Stored items =>
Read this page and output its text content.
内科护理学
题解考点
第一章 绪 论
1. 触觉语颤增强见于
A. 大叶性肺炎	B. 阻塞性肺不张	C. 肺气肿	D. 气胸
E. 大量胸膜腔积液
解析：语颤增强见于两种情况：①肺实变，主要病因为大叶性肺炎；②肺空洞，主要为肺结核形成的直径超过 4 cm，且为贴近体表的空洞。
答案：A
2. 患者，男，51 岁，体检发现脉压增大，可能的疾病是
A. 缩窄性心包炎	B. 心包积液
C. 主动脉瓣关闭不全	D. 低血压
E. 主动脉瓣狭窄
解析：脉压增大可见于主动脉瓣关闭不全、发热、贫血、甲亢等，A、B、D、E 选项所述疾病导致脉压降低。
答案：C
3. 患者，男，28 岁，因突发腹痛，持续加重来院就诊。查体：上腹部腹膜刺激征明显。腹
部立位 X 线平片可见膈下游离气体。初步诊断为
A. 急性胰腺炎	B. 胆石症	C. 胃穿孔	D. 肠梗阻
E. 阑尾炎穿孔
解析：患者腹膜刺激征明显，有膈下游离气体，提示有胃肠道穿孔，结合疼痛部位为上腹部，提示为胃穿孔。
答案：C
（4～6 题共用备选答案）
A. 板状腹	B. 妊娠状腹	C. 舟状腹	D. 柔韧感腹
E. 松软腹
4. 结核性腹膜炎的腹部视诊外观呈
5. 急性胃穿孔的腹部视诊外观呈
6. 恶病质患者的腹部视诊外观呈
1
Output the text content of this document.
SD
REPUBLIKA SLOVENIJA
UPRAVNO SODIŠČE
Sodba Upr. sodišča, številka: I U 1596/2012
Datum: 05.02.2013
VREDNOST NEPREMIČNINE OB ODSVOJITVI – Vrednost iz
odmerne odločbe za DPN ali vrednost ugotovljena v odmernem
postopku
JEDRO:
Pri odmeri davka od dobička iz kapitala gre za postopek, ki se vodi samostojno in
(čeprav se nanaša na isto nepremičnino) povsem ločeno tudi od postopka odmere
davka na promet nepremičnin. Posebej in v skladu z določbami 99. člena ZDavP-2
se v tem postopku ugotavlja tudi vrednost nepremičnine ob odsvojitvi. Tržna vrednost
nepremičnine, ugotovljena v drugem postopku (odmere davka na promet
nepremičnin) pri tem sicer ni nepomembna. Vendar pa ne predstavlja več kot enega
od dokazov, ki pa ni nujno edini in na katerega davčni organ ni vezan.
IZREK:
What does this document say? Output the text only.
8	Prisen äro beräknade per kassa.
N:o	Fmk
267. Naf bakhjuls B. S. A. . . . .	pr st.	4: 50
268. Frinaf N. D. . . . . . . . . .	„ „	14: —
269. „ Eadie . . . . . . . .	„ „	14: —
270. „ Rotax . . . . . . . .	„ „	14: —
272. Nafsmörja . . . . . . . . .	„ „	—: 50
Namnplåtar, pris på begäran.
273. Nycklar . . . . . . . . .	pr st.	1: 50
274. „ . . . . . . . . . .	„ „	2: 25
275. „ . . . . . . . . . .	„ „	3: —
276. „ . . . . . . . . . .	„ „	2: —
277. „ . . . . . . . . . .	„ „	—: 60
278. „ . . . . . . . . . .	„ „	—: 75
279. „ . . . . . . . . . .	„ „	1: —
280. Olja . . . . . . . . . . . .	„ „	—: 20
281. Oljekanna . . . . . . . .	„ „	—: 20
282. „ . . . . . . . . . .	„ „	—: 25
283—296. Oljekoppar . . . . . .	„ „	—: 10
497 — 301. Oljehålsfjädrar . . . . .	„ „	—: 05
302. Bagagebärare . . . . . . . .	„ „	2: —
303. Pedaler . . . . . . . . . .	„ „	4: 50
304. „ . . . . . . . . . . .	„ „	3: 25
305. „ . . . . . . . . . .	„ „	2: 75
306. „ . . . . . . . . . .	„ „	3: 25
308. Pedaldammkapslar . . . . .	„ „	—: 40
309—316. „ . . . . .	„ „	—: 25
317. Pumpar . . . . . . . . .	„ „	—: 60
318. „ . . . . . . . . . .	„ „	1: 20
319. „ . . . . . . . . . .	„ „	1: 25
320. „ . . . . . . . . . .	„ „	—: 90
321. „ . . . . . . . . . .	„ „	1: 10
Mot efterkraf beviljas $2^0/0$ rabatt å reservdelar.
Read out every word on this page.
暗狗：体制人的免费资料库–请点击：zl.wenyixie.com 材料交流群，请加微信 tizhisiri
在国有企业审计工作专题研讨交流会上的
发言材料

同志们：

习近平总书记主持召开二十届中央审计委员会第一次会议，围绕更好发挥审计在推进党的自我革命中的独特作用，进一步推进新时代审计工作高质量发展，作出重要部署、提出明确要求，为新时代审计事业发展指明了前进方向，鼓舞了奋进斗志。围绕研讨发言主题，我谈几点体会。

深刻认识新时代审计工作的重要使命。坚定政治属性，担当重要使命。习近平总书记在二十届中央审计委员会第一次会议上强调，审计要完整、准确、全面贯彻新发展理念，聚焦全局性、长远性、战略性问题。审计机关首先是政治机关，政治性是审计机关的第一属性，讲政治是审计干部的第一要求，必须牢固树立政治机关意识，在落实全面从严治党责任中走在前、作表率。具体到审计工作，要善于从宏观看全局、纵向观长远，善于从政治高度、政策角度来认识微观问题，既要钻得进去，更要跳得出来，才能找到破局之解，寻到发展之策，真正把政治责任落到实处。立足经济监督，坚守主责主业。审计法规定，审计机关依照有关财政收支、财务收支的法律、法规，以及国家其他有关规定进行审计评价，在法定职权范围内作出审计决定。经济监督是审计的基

WORK TO COMPLETE => Using the records given above, list every line that includes the word "ugotovljena".

SOLUTION =>
odmerne odločbe za DPN ali vrednost ugotovljena v odmernem
nepremičnine, ugotovljena v drugem postopku (odmere davka na promet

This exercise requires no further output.